══ Extracted entries ══

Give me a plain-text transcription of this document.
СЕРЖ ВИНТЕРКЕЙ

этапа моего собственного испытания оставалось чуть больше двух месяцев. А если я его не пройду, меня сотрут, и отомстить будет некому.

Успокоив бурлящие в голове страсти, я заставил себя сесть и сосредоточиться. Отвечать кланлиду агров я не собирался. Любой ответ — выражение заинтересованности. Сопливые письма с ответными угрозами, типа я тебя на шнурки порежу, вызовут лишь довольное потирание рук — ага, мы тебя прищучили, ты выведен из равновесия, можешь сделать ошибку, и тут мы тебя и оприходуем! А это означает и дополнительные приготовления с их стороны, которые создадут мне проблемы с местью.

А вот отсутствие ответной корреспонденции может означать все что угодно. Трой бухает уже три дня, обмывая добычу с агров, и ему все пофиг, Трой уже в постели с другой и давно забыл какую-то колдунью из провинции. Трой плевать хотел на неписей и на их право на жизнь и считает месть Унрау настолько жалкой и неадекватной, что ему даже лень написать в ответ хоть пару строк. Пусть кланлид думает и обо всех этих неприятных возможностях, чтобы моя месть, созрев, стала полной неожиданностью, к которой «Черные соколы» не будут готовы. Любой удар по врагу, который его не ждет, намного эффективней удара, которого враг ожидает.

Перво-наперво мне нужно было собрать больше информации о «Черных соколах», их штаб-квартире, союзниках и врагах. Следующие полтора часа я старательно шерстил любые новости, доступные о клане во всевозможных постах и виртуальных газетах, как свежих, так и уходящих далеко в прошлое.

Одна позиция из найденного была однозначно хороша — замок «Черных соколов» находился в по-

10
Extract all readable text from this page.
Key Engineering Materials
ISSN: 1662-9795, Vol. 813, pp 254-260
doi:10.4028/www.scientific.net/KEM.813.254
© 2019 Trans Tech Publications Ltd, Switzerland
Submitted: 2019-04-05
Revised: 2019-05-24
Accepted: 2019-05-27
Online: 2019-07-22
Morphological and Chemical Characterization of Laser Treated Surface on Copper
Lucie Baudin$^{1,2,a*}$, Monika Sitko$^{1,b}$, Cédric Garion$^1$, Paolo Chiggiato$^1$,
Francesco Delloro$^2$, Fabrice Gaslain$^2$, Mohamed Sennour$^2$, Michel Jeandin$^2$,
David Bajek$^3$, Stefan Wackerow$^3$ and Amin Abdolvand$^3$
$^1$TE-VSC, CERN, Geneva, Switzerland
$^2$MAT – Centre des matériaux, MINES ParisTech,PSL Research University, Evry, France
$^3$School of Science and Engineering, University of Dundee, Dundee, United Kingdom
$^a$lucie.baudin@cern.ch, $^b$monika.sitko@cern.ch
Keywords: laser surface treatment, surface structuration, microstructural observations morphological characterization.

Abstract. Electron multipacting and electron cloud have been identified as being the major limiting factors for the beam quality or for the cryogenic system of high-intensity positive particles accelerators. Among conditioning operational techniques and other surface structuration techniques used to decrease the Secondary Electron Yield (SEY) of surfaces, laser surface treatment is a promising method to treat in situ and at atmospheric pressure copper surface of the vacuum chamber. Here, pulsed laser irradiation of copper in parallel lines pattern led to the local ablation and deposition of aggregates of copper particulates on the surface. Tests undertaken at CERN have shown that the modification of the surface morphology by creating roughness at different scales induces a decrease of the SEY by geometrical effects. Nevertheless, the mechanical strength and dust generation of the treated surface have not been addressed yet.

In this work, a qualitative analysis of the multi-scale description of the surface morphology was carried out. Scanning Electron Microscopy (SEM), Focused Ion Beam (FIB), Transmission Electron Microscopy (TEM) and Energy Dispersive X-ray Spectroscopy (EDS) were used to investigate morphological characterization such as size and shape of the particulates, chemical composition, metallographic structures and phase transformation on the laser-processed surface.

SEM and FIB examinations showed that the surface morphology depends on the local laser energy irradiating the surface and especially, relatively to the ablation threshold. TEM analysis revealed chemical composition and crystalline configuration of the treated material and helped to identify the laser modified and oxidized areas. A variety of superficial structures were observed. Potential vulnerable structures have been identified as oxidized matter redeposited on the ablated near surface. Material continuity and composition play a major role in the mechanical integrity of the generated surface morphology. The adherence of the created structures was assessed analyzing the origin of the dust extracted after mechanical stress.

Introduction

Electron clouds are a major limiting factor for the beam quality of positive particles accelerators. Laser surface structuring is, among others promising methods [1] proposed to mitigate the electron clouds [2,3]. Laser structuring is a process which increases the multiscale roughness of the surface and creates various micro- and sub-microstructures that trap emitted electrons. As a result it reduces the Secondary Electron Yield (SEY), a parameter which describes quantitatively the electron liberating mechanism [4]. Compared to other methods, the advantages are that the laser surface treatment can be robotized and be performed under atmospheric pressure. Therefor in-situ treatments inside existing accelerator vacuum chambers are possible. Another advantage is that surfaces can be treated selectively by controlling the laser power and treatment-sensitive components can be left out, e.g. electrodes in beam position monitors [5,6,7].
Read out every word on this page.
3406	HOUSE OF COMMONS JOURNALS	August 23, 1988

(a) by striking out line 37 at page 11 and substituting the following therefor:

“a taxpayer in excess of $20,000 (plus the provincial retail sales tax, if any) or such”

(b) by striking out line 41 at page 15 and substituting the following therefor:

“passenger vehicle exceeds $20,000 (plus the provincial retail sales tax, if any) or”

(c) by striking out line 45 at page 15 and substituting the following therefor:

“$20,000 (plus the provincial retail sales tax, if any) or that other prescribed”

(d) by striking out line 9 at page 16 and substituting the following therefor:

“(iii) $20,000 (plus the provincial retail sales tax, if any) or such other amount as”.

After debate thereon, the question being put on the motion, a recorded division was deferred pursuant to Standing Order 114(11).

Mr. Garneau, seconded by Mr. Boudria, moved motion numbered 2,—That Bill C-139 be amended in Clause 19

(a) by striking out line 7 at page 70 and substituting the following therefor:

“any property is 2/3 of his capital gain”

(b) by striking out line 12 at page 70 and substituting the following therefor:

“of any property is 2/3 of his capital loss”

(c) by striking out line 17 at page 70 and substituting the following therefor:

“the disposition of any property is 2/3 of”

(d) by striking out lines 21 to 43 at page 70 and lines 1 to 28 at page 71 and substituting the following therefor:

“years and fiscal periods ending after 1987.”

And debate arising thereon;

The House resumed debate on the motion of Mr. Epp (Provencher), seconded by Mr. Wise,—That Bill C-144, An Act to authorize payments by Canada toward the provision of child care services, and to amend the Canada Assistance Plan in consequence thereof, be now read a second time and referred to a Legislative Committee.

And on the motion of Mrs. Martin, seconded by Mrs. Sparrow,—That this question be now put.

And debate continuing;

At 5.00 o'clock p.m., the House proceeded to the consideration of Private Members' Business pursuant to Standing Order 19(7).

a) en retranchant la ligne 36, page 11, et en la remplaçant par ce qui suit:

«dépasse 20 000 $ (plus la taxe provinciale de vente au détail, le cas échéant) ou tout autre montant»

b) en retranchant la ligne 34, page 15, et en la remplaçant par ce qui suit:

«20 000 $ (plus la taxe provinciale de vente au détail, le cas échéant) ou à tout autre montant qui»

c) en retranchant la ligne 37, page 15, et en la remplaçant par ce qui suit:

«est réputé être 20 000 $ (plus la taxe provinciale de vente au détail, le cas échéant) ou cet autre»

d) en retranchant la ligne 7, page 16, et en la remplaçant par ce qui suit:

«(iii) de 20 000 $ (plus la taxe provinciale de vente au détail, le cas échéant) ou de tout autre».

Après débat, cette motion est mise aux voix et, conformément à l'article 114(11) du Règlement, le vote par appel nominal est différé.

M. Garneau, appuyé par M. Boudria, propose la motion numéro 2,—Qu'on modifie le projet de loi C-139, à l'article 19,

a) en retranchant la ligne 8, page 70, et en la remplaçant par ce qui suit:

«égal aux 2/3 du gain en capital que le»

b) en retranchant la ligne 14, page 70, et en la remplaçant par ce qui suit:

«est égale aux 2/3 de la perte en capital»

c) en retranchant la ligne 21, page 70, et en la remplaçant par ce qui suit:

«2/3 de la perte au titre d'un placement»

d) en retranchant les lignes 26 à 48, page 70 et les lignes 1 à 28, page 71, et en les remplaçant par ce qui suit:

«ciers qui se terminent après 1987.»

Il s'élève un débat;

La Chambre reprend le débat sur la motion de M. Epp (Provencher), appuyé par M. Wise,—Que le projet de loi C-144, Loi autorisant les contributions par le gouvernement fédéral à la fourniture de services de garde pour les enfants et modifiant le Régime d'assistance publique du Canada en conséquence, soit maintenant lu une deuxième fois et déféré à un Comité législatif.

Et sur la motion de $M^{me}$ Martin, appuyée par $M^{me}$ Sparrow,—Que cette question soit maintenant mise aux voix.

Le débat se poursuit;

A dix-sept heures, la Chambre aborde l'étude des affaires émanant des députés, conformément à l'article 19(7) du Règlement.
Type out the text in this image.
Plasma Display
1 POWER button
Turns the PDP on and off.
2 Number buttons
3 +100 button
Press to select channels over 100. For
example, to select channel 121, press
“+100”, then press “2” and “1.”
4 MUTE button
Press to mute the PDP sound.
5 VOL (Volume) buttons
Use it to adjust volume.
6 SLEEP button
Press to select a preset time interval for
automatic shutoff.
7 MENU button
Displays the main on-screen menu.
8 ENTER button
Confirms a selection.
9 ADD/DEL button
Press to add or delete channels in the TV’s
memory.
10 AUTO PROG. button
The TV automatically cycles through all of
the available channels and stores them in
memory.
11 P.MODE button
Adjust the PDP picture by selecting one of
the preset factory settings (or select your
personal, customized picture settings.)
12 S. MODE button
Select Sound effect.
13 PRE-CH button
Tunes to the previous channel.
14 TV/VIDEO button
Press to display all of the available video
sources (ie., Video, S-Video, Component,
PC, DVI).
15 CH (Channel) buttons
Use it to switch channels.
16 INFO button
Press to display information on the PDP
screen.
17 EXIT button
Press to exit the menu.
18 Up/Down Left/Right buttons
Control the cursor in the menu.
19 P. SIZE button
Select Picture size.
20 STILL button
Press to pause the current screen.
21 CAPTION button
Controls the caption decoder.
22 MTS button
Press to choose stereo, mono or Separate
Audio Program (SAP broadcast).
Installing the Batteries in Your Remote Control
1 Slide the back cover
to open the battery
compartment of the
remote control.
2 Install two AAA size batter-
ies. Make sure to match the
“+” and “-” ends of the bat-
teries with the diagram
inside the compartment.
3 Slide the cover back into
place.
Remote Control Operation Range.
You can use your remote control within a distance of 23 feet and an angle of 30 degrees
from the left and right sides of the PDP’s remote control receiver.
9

═══

Task directions:
Using the listing above, pick out each line that contains the word "Provencher", then copy it.

Written answer:
The House resumed debate on the motion of Mr. Epp (Provencher), seconded by Mr. Wise,—That Bill C-144, An Act to authorize payments by Canada toward the provision of child care services, and to amend the Canada Assistance Plan in consequence thereof, be now read a second time and referred to a Legislative Committee.
La Chambre reprend le débat sur la motion de M. Epp (Provencher), appuyé par M. Wise,—Que le projet de loi C-144, Loi autorisant les contributions par le gouvernement fédéral à la fourniture de services de garde pour les enfants et modifiant le Régime d'assistance publique du Canada en conséquence, soit maintenant lu une deuxième fois et déféré à un Comité législatif.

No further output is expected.